**CONSIGNE ÉCRITE A**
Résumez le texte fourni en deux phrases.

**TEXTE FOURNI**
»»

Il n’est pas de notre sujet d’examiner ici les torts respectifs des deux philosophes. Quoi qu’il en soit, à Paris, certains amis de Hume estimaient que celui-ci aurait le beau rôle en ne s’offensant pas de cette lettre, qui dénotait un esprit malade, et en prenant plutôt en pitié le caractère malheureux de ce pauvre Rousseau. Quant à Smith, il s’était senti personnellement atteint par l’insulte qui avait frappé son compatriote et il n’admettait aucune excuse en faveur de l’agresseur, mais il n’en considérait pas moins aussi que Hume avait intérêt à éviter un éclat et il tenait à le lui faire savoir. Voici sa lettre :


Paris, 6 juillet 1766.


Mon cher ami,

Comme vous, je suis absolument convaincu que Rousseau est un grand misérable (a great rascal), et chacun ici partage mon avis[1]. Cependant, laissez-moi vous prier de ne songer à publier quoi que ce soit au sujet de l’insolence dont il s’est rendu coupable envers vous.

««

**CONSIGNE ÉCRITE B**
Renvoyez sans aucune modification la portion des enregistrements qui va de leur début jusqu'à la ligne contenant « svg-text:RED: RED: [482, 1174, 507, 1188] », cette dernière incluse.

**Données extraites d'une collection**
»»

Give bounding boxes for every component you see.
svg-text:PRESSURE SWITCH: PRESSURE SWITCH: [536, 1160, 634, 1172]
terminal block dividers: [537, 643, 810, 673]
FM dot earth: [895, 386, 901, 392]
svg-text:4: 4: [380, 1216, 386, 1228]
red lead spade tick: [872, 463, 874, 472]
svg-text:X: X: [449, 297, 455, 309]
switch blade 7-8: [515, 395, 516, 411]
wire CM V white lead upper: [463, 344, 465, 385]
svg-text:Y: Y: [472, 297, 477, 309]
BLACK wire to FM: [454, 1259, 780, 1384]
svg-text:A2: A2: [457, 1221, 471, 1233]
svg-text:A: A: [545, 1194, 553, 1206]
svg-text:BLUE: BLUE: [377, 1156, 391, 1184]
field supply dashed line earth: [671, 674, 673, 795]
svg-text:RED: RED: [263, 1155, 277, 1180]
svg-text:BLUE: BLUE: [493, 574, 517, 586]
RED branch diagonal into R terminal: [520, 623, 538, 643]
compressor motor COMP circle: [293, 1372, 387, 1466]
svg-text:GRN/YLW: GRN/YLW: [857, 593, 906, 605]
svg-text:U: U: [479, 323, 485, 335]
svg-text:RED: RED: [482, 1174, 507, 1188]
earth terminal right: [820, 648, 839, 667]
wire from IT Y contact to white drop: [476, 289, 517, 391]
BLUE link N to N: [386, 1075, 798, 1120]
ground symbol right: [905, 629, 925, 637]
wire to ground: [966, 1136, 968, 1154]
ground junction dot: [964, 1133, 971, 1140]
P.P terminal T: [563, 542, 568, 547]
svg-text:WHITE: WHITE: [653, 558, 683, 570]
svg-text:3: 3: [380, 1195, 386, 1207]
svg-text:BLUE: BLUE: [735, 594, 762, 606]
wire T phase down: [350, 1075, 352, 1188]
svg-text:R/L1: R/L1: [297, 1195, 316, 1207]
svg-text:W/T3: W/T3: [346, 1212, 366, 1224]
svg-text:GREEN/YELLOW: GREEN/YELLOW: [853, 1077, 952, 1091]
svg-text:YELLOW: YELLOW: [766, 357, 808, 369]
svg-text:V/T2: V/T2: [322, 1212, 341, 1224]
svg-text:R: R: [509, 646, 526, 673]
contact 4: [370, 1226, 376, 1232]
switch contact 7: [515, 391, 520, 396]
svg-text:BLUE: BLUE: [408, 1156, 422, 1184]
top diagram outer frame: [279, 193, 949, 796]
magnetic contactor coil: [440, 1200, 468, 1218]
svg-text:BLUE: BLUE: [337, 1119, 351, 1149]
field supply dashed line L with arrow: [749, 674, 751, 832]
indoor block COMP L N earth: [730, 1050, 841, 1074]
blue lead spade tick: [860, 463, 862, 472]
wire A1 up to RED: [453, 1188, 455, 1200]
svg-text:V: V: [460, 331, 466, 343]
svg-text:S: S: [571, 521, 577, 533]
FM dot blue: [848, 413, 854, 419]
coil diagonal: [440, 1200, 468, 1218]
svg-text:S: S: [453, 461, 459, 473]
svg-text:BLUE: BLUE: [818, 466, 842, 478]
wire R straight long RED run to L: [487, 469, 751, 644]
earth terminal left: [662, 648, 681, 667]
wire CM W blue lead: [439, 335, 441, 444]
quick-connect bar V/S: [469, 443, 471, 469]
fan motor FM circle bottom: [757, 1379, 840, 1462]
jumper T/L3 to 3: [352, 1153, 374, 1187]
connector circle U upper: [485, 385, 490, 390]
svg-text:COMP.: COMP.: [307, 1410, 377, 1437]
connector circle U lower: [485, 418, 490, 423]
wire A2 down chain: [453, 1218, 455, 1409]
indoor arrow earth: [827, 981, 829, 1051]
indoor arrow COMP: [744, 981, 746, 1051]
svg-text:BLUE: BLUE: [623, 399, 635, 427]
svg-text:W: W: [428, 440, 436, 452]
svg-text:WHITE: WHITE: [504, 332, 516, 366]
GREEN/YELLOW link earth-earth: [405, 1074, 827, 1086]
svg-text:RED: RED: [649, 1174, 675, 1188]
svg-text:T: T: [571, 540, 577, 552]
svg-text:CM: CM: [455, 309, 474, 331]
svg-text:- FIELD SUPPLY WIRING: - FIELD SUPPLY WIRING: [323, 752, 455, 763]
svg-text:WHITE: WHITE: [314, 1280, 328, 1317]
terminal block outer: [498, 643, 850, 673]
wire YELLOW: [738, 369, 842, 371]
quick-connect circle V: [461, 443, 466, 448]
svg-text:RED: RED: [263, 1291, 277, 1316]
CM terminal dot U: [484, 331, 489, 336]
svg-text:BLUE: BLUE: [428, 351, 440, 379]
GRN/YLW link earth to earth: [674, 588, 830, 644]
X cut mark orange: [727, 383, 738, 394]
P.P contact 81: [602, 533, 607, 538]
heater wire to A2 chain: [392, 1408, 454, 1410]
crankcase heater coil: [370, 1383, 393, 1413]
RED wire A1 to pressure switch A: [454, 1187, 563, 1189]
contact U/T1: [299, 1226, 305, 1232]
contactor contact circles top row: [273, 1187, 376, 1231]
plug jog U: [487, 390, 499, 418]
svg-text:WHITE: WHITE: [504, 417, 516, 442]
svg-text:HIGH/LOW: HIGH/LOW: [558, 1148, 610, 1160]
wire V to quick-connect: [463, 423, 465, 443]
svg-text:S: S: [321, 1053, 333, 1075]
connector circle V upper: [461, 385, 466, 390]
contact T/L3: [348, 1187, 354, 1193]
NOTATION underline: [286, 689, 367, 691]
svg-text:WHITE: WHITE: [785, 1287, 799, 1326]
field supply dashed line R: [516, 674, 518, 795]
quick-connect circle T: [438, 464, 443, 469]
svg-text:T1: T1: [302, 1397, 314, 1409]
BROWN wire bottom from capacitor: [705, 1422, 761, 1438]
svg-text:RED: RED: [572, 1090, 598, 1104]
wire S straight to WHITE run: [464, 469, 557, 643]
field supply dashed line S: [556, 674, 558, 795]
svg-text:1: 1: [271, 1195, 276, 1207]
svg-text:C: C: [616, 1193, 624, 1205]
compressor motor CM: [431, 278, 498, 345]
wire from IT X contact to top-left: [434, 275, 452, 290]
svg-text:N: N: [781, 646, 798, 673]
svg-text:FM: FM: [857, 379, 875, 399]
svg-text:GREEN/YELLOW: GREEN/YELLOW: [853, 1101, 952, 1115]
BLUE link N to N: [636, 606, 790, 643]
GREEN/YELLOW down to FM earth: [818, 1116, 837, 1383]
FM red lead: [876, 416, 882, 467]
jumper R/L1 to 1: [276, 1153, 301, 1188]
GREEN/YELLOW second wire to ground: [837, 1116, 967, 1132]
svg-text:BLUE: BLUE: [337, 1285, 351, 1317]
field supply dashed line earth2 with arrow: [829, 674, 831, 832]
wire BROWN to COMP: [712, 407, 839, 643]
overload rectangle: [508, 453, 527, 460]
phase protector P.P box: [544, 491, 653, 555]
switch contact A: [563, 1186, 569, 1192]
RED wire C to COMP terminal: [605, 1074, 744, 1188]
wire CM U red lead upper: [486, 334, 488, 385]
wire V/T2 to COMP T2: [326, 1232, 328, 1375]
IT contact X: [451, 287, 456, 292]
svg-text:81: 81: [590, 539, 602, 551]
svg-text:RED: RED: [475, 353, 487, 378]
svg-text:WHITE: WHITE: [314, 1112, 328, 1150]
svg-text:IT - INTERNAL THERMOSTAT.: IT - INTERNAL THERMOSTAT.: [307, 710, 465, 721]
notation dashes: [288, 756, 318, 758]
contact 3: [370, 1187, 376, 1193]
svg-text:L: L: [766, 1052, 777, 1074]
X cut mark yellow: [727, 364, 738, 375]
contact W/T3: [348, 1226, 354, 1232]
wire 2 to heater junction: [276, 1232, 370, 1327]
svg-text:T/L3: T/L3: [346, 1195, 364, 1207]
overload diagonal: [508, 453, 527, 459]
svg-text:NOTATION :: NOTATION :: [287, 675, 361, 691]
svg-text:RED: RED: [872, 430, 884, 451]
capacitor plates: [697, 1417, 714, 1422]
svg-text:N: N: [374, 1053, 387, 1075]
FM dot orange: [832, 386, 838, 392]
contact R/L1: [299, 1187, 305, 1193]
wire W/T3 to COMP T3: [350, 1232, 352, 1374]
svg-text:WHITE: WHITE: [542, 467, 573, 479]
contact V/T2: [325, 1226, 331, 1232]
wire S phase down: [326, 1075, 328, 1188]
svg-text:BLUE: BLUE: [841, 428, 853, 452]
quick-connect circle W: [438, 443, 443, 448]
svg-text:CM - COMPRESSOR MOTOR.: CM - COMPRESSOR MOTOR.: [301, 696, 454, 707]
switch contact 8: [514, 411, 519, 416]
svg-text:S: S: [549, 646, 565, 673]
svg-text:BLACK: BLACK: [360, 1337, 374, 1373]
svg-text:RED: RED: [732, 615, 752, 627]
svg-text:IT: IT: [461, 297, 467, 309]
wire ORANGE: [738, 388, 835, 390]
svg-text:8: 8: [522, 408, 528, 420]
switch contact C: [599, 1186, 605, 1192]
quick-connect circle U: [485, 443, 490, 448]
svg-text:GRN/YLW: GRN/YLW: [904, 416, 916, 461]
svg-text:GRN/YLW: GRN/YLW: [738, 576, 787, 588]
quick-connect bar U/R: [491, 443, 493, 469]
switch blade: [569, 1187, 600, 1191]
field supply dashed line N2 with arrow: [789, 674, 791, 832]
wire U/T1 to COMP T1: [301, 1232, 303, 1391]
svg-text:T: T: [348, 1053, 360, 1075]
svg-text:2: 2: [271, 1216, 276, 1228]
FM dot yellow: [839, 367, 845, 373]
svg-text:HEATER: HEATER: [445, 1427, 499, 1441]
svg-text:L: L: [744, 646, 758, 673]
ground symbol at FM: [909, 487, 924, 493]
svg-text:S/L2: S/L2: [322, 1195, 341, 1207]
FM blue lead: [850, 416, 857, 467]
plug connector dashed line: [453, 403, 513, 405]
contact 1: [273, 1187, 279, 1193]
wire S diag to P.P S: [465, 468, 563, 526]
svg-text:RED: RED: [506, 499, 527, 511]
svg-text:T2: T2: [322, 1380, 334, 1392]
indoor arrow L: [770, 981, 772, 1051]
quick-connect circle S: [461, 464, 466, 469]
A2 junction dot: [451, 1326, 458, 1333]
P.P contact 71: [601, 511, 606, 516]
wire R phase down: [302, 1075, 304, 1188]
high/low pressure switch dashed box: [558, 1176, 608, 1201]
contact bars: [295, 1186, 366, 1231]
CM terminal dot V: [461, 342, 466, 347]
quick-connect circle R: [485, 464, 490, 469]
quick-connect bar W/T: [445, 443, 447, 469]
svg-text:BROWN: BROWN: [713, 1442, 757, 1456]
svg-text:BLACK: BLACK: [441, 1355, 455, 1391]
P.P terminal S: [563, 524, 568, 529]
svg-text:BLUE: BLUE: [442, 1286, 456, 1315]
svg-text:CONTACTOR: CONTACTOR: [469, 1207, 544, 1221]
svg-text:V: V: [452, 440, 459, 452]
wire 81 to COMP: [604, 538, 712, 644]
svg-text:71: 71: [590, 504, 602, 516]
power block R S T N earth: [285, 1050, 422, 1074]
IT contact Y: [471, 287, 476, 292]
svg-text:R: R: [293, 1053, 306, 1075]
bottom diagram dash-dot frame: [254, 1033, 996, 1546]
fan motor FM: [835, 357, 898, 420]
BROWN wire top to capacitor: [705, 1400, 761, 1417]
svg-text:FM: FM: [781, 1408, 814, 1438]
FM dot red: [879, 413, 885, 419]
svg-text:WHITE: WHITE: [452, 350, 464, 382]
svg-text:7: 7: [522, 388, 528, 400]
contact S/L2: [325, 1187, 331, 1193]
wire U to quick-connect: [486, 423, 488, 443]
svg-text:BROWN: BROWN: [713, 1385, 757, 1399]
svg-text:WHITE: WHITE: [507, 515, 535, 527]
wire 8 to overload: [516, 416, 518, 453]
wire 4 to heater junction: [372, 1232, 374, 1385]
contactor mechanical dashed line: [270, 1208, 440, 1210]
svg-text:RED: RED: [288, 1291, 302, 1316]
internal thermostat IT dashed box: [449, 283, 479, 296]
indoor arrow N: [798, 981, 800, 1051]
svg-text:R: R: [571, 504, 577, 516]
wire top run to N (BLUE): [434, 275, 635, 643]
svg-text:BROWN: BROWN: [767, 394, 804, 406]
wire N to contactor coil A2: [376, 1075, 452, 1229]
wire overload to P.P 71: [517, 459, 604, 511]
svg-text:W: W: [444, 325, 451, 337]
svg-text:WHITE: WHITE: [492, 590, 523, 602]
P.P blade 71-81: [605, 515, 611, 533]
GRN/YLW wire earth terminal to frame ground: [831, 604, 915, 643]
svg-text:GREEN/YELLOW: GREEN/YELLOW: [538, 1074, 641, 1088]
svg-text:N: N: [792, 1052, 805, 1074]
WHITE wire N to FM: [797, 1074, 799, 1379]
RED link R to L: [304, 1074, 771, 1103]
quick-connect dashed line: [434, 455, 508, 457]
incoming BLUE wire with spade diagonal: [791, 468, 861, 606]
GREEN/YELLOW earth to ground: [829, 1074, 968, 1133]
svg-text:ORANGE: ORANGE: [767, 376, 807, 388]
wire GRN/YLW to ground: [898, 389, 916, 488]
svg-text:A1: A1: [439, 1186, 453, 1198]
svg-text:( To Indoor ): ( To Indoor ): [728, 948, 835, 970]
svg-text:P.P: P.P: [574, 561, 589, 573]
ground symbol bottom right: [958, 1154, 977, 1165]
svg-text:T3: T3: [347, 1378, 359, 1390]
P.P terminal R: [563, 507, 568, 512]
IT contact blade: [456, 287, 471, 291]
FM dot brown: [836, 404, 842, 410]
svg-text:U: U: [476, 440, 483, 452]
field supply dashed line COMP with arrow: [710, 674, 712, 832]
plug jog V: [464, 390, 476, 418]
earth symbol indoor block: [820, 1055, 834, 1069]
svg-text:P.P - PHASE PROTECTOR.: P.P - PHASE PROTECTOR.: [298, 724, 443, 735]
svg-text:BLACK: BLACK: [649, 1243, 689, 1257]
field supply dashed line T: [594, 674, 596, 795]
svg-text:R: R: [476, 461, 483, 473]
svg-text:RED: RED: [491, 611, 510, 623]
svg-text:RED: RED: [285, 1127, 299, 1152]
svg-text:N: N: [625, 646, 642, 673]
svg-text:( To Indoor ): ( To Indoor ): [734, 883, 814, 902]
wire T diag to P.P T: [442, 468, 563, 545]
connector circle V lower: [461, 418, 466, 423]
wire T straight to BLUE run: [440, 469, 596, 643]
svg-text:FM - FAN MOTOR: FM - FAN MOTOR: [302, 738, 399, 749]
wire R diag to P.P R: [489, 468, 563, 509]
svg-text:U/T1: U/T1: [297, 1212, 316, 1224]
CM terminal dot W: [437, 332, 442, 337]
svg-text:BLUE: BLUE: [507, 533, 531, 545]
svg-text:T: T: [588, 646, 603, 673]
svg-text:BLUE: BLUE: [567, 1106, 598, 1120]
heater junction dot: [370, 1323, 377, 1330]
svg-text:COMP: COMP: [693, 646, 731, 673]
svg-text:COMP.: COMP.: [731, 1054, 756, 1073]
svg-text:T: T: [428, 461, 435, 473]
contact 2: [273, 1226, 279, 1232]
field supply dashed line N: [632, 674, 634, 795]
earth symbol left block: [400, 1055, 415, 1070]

««

**RÉPONSE CORRECTE A**
À Paris, certains amis de Hume estimaient qu'il aurait le beau rôle en ne s'offensant pas de la lettre de Rousseau, qui dénotait un esprit malade, et en prenant plutôt en pitié son caractère malheureux. Smith, personnellement atteint par l'insulte et n'admettant aucune excuse pour l'agresseur, jugeait pourtant que Hume avait intérêt à éviter un éclat, et il le pria dans une lettre de ne rien publier sur l'insolence de Rousseau.

**RÉPONSE CORRECTE B**
Give bounding boxes for every component you see.
svg-text:PRESSURE SWITCH: PRESSURE SWITCH: [536, 1160, 634, 1172]
terminal block dividers: [537, 643, 810, 673]
FM dot earth: [895, 386, 901, 392]
svg-text:4: 4: [380, 1216, 386, 1228]
red lead spade tick: [872, 463, 874, 472]
svg-text:X: X: [449, 297, 455, 309]
switch blade 7-8: [515, 395, 516, 411]
wire CM V white lead upper: [463, 344, 465, 385]
svg-text:Y: Y: [472, 297, 477, 309]
BLACK wire to FM: [454, 1259, 780, 1384]
svg-text:A2: A2: [457, 1221, 471, 1233]
svg-text:A: A: [545, 1194, 553, 1206]
svg-text:BLUE: BLUE: [377, 1156, 391, 1184]
field supply dashed line earth: [671, 674, 673, 795]
svg-text:RED: RED: [263, 1155, 277, 1180]
svg-text:BLUE: BLUE: [493, 574, 517, 586]
RED branch diagonal into R terminal: [520, 623, 538, 643]
compressor motor COMP circle: [293, 1372, 387, 1466]
svg-text:GRN/YLW: GRN/YLW: [857, 593, 906, 605]
svg-text:U: U: [479, 323, 485, 335]
svg-text:RED: RED: [482, 1174, 507, 1188]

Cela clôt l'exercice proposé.